§ Aim of the exercise:
Your task is to quote the material that follows, in full and exactly.

§ Data for this task:
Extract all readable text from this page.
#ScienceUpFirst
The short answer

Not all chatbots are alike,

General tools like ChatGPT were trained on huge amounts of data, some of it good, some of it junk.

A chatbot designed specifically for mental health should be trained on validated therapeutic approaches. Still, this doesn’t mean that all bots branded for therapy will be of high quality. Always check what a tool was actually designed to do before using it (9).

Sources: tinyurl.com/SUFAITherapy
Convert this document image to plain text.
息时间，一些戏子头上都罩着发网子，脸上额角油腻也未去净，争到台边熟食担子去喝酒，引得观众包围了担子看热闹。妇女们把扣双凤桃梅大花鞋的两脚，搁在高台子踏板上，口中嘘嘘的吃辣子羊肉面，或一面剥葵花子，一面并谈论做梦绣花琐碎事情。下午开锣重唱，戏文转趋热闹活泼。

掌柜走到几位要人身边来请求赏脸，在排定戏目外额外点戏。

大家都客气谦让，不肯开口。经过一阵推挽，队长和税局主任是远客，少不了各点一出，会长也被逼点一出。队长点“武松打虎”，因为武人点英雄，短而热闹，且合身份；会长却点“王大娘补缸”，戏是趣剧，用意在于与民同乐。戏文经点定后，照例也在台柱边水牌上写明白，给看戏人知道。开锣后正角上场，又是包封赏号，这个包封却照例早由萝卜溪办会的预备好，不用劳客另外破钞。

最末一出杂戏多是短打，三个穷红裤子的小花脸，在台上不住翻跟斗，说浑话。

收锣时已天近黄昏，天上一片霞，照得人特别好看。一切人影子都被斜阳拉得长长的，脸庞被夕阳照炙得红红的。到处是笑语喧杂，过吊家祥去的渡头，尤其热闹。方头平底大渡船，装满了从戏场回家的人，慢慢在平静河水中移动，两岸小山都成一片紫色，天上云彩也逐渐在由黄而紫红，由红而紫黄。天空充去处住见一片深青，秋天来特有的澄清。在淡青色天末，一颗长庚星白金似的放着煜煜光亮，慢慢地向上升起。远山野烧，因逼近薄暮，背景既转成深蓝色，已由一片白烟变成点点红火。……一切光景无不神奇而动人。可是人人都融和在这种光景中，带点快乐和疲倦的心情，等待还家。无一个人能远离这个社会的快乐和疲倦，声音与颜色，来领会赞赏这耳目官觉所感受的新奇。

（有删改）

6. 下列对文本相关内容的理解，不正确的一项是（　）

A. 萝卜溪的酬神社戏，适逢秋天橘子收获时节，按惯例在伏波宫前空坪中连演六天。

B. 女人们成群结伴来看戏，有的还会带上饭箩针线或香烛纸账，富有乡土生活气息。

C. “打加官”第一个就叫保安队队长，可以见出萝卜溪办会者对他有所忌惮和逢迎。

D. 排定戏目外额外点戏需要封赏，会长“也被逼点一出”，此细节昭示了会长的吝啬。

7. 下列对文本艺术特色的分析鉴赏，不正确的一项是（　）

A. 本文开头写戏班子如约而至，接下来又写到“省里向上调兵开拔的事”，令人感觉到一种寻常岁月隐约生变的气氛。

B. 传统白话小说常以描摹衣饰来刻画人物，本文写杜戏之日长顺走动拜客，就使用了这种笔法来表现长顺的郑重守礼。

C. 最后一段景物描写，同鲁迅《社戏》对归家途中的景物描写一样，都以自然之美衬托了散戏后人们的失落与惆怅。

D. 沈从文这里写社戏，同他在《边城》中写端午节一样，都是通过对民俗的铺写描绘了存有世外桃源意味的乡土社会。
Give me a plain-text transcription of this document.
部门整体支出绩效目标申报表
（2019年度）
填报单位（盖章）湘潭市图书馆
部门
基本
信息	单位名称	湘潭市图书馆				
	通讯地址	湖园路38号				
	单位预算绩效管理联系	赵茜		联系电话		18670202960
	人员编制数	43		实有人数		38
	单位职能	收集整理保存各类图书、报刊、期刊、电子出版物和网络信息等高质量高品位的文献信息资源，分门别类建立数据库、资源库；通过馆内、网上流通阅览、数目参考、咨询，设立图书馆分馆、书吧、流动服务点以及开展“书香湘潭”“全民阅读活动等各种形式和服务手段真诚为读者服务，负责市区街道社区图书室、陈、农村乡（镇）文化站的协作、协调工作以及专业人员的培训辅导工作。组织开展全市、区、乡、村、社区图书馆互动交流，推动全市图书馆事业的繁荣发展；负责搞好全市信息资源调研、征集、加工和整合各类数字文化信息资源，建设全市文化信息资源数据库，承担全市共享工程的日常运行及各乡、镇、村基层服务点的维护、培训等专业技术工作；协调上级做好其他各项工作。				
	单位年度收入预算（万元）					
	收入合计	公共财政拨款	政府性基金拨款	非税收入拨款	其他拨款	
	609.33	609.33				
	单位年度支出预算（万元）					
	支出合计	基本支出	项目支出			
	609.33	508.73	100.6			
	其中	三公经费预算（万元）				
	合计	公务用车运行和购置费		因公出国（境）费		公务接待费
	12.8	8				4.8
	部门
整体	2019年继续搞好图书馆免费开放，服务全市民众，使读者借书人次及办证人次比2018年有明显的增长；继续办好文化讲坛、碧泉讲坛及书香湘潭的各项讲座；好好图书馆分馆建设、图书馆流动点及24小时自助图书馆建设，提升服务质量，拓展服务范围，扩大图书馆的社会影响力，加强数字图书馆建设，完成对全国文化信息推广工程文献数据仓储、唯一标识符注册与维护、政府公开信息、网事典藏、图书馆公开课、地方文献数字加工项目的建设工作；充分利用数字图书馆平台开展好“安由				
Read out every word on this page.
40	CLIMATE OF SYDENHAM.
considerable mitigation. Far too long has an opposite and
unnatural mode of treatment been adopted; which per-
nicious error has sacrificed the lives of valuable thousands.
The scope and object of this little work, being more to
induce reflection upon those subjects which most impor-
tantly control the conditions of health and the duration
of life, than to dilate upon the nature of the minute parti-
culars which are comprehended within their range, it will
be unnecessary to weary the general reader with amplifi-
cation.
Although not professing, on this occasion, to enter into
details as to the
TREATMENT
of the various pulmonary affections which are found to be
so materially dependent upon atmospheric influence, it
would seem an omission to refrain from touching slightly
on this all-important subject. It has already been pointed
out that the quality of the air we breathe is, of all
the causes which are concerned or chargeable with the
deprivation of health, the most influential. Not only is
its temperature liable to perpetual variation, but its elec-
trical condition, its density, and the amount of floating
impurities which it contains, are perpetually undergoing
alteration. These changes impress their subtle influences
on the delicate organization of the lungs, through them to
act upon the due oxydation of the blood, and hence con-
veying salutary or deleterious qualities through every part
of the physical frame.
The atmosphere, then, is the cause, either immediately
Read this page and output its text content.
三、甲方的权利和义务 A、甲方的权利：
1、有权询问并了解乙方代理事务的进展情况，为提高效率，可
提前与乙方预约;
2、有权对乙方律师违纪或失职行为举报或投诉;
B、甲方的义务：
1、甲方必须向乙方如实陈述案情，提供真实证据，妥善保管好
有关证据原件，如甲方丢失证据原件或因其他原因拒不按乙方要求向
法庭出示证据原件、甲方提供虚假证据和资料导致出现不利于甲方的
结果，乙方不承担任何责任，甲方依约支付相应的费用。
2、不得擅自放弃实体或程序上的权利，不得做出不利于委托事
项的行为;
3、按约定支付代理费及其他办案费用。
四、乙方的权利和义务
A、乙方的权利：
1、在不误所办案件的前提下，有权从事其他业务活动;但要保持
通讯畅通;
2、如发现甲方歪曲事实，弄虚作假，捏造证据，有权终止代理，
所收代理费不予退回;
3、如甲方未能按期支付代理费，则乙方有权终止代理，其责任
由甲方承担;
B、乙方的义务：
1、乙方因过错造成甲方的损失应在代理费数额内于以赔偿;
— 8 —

§ Output for this exercise:
Extract all readable text from this page.
#ScienceUpFirst
The short answer

Not all chatbots are alike,

General tools like ChatGPT were trained on huge amounts of data, some of it good, some of it junk.

A chatbot designed specifically for mental health should be trained on validated therapeutic approaches. Still, this doesn’t mean that all bots branded for therapy will be of high quality. Always check what a tool was actually designed to do before using it (9).

Sources: tinyurl.com/SUFAITherapy
Convert this document image to plain text.
息时间，一些戏子头上都罩着发网子，脸上额角油腻也未去净，争到台边熟食担子去喝酒，引得观众包围了担子看热闹。妇女们把扣双凤桃梅大花鞋的两脚，搁在高台子踏板上，口中嘘嘘的吃辣子羊肉面，或一面剥葵花子，一面并谈论做梦绣花琐碎事情。下午开锣重唱，戏文转趋热闹活泼。

掌柜走到几位要人身边来请求赏脸，在排定戏目外额外点戏。

大家都客气谦让，不肯开口。经过一阵推挽，队长和税局主任是远客，少不了各点一出，会长也被逼点一出。队长点“武松打虎”，因为武人点英雄，短而热闹，且合身份；会长却点“王大娘补缸”，戏是趣剧，用意在于与民同乐。戏文经点定后，照例也在台柱边水牌上写明白，给看戏人知道。开锣后正角上场，又是包封赏号，这个包封却照例早由萝卜溪办会的预备好，不用劳客另外破钞。

最末一出杂戏多是短打，三个穷红裤子的小花脸，在台上不住翻跟斗，说浑话。

收锣时已天近黄昏，天上一片霞，照得人特别好看。一切人影子都被斜阳拉得长长的，脸庞被夕阳照炙得红红的。到处是笑语喧杂，过吊家祥去的渡头，尤其热闹。方头平底大渡船，装满了从戏场回家的人，慢慢在平静河水中移动，两岸小山都成一片紫色，天上云彩也逐渐在由黄而紫红，由红而紫黄。天空充去处住见一片深青，秋天来特有的澄清。在淡青色天末，一颗长庚星白金似的放着煜煜光亮，慢慢地向上升起。远山野烧，因逼近薄暮，背景既转成深蓝色，已由一片白烟变成点点红火。……一切光景无不神奇而动人。可是人人都融和在这种光景中，带点快乐和疲倦的心情，等待还家。无一个人能远离这个社会的快乐和疲倦，声音与颜色，来领会赞赏这耳目官觉所感受的新奇。

（有删改）

6. 下列对文本相关内容的理解，不正确的一项是（　）

A. 萝卜溪的酬神社戏，适逢秋天橘子收获时节，按惯例在伏波宫前空坪中连演六天。

B. 女人们成群结伴来看戏，有的还会带上饭箩针线或香烛纸账，富有乡土生活气息。

C. “打加官”第一个就叫保安队队长，可以见出萝卜溪办会者对他有所忌惮和逢迎。

D. 排定戏目外额外点戏需要封赏，会长“也被逼点一出”，此细节昭示了会长的吝啬。

7. 下列对文本艺术特色的分析鉴赏，不正确的一项是（　）

A. 本文开头写戏班子如约而至，接下来又写到“省里向上调兵开拔的事”，令人感觉到一种寻常岁月隐约生变的气氛。

B. 传统白话小说常以描摹衣饰来刻画人物，本文写杜戏之日长顺走动拜客，就使用了这种笔法来表现长顺的郑重守礼。

C. 最后一段景物描写，同鲁迅《社戏》对归家途中的景物描写一样，都以自然之美衬托了散戏后人们的失落与惆怅。

D. 沈从文这里写社戏，同他在《边城》中写端午节一样，都是通过对民俗的铺写描绘了存有世外桃源意味的乡土社会。
Give me a plain-text transcription of this document.
部门整体支出绩效目标申报表
（2019年度）
填报单位（盖章）湘潭市图书馆
部门
基本
信息	单位名称	湘潭市图书馆				
	通讯地址	湖园路38号				
	单位预算绩效管理联系	赵茜		联系电话		18670202960
	人员编制数	43		实有人数		38
	单位职能	收集整理保存各类图书、报刊、期刊、电子出版物和网络信息等高质量高品位的文献信息资源，分门别类建立数据库、资源库；通过馆内、网上流通阅览、数目参考、咨询，设立图书馆分馆、书吧、流动服务点以及开展“书香湘潭”“全民阅读活动等各种形式和服务手段真诚为读者服务，负责市区街道社区图书室、陈、农村乡（镇）文化站的协作、协调工作以及专业人员的培训辅导工作。组织开展全市、区、乡、村、社区图书馆互动交流，推动全市图书馆事业的繁荣发展；负责搞好全市信息资源调研、征集、加工和整合各类数字文化信息资源，建设全市文化信息资源数据库，承担全市共享工程的日常运行及各乡、镇、村基层服务点的维护、培训等专业技术工作；协调上级做好其他各项工作。				
	单位年度收入预算（万元）					
	收入合计	公共财政拨款	政府性基金拨款	非税收入拨款	其他拨款	
	609.33	609.33				
	单位年度支出预算（万元）					
	支出合计	基本支出	项目支出			
	609.33	508.73	100.6			
	其中	三公经费预算（万元）				
	合计	公务用车运行和购置费		因公出国（境）费		公务接待费
	12.8	8				4.8
	部门
整体	2019年继续搞好图书馆免费开放，服务全市民众，使读者借书人次及办证人次比2018年有明显的增长；继续办好文化讲坛、碧泉讲坛及书香湘潭的各项讲座；好好图书馆分馆建设、图书馆流动点及24小时自助图书馆建设，提升服务质量，拓展服务范围，扩大图书馆的社会影响力，加强数字图书馆建设，完成对全国文化信息推广工程文献数据仓储、唯一标识符注册与维护、政府公开信息、网事典藏、图书馆公开课、地方文献数字加工项目的建设工作；充分利用数字图书馆平台开展好“安由				
Read out every word on this page.
40	CLIMATE OF SYDENHAM.
considerable mitigation. Far too long has an opposite and
unnatural mode of treatment been adopted; which per-
nicious error has sacrificed the lives of valuable thousands.
The scope and object of this little work, being more to
induce reflection upon those subjects which most impor-
tantly control the conditions of health and the duration
of life, than to dilate upon the nature of the minute parti-
culars which are comprehended within their range, it will
be unnecessary to weary the general reader with amplifi-
cation.
Although not professing, on this occasion, to enter into
details as to the
TREATMENT
of the various pulmonary affections which are found to be
so materially dependent upon atmospheric influence, it
would seem an omission to refrain from touching slightly
on this all-important subject. It has already been pointed
out that the quality of the air we breathe is, of all
the causes which are concerned or chargeable with the
deprivation of health, the most influential. Not only is
its temperature liable to perpetual variation, but its elec-
trical condition, its density, and the amount of floating
impurities which it contains, are perpetually undergoing
alteration. These changes impress their subtle influences
on the delicate organization of the lungs, through them to
act upon the due oxydation of the blood, and hence con-
veying salutary or deleterious qualities through every part
of the physical frame.
The atmosphere, then, is the cause, either immediately
Read this page and output its text content.
三、甲方的权利和义务 A、甲方的权利：
1、有权询问并了解乙方代理事务的进展情况，为提高效率，可
提前与乙方预约;
2、有权对乙方律师违纪或失职行为举报或投诉;
B、甲方的义务：
1、甲方必须向乙方如实陈述案情，提供真实证据，妥善保管好
有关证据原件，如甲方丢失证据原件或因其他原因拒不按乙方要求向
法庭出示证据原件、甲方提供虚假证据和资料导致出现不利于甲方的
结果，乙方不承担任何责任，甲方依约支付相应的费用。
2、不得擅自放弃实体或程序上的权利，不得做出不利于委托事
项的行为;
3、按约定支付代理费及其他办案费用。
四、乙方的权利和义务
A、乙方的权利：
1、在不误所办案件的前提下，有权从事其他业务活动;但要保持
通讯畅通;
2、如发现甲方歪曲事实，弄虚作假，捏造证据，有权终止代理，
所收代理费不予退回;
3、如甲方未能按期支付代理费，则乙方有权终止代理，其责任
由甲方承担;
B、乙方的义务：
1、乙方因过错造成甲方的损失应在代理费数额内于以赔偿;
— 8 —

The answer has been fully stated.